[EXTRACTED RECORDS]:
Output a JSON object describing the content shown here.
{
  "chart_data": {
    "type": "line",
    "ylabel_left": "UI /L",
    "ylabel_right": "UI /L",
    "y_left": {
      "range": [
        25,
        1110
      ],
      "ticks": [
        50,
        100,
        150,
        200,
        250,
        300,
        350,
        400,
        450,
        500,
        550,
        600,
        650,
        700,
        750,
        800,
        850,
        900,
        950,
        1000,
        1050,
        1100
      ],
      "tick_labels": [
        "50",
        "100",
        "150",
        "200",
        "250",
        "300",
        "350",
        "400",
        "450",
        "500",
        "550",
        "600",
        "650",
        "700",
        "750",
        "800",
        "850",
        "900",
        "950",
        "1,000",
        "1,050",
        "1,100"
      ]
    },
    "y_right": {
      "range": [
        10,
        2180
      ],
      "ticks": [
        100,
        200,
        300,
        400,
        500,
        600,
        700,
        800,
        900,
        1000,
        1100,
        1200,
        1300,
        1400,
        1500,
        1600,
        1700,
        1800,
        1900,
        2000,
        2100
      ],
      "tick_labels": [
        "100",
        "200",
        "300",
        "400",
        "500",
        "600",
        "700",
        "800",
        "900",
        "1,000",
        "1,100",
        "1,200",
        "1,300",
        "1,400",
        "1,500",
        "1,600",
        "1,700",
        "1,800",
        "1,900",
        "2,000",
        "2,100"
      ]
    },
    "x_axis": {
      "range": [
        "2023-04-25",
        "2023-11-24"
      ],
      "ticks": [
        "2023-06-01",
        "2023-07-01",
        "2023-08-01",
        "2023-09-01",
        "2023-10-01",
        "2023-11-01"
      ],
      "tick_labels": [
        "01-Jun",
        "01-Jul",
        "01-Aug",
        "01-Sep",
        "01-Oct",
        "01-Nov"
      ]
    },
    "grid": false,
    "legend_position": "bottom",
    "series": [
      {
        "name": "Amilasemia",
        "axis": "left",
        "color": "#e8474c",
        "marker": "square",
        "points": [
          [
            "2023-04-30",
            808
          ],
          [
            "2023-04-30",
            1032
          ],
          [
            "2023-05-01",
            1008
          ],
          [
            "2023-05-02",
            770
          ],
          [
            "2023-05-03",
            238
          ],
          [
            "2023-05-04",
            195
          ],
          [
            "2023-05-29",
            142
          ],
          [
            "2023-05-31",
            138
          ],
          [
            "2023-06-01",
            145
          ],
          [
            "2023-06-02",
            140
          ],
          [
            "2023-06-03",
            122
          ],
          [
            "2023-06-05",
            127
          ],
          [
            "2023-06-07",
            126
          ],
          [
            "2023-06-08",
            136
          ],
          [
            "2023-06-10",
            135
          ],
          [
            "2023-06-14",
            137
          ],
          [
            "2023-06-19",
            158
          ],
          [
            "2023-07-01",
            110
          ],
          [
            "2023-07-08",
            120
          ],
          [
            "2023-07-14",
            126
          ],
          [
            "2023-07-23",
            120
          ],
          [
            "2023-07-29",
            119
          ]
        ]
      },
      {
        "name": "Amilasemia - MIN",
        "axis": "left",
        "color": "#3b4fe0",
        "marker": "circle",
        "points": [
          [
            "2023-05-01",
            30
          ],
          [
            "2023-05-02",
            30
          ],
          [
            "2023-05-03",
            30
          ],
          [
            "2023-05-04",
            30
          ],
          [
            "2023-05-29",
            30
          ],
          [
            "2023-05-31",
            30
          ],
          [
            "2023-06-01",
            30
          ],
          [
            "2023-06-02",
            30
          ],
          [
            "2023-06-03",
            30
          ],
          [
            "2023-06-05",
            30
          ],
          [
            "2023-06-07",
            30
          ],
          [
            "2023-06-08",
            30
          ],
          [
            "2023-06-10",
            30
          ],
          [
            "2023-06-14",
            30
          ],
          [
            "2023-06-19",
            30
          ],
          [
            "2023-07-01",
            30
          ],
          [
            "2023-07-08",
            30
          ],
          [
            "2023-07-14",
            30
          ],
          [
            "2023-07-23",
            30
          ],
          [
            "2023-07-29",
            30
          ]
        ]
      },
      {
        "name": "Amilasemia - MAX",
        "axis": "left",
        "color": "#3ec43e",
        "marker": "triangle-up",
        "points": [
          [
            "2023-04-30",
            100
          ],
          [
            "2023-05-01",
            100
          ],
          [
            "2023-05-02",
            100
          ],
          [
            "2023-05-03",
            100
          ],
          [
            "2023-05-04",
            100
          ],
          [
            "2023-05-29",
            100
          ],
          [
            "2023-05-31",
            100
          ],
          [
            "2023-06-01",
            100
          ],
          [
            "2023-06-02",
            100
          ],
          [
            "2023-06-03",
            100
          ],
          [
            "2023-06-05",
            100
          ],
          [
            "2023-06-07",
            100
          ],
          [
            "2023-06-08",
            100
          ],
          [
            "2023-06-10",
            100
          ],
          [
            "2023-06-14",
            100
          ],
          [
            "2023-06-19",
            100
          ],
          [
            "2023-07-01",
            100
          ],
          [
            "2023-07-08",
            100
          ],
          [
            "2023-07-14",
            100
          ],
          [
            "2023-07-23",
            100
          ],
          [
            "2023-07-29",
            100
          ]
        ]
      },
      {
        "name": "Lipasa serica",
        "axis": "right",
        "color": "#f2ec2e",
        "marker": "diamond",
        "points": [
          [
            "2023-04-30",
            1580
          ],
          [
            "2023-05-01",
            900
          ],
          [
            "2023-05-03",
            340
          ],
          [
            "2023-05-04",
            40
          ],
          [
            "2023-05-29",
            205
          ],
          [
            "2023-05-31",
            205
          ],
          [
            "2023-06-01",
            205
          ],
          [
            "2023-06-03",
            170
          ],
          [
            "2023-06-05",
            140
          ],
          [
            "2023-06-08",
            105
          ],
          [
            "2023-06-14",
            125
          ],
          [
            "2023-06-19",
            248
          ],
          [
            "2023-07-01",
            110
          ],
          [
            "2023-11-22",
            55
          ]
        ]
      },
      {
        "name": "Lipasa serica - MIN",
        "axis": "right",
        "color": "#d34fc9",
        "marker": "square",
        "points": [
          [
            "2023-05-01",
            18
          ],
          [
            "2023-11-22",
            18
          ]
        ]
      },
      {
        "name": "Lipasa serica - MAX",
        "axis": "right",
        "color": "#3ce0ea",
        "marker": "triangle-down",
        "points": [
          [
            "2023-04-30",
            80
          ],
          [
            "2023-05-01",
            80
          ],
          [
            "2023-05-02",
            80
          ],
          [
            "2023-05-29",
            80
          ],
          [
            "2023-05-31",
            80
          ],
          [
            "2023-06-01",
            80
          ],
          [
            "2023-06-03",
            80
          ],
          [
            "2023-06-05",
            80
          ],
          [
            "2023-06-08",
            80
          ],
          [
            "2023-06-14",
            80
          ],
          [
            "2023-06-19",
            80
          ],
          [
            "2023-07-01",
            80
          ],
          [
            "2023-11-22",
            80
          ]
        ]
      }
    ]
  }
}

[WHAT IS REQUIRED]:
Select every line where the word "marker" occurs.

[WORKED SOLUTION]:
        "marker": "square",
        "marker": "circle",
        "marker": "triangle-up",
        "marker": "diamond",
        "marker": "square",
        "marker": "triangle-down",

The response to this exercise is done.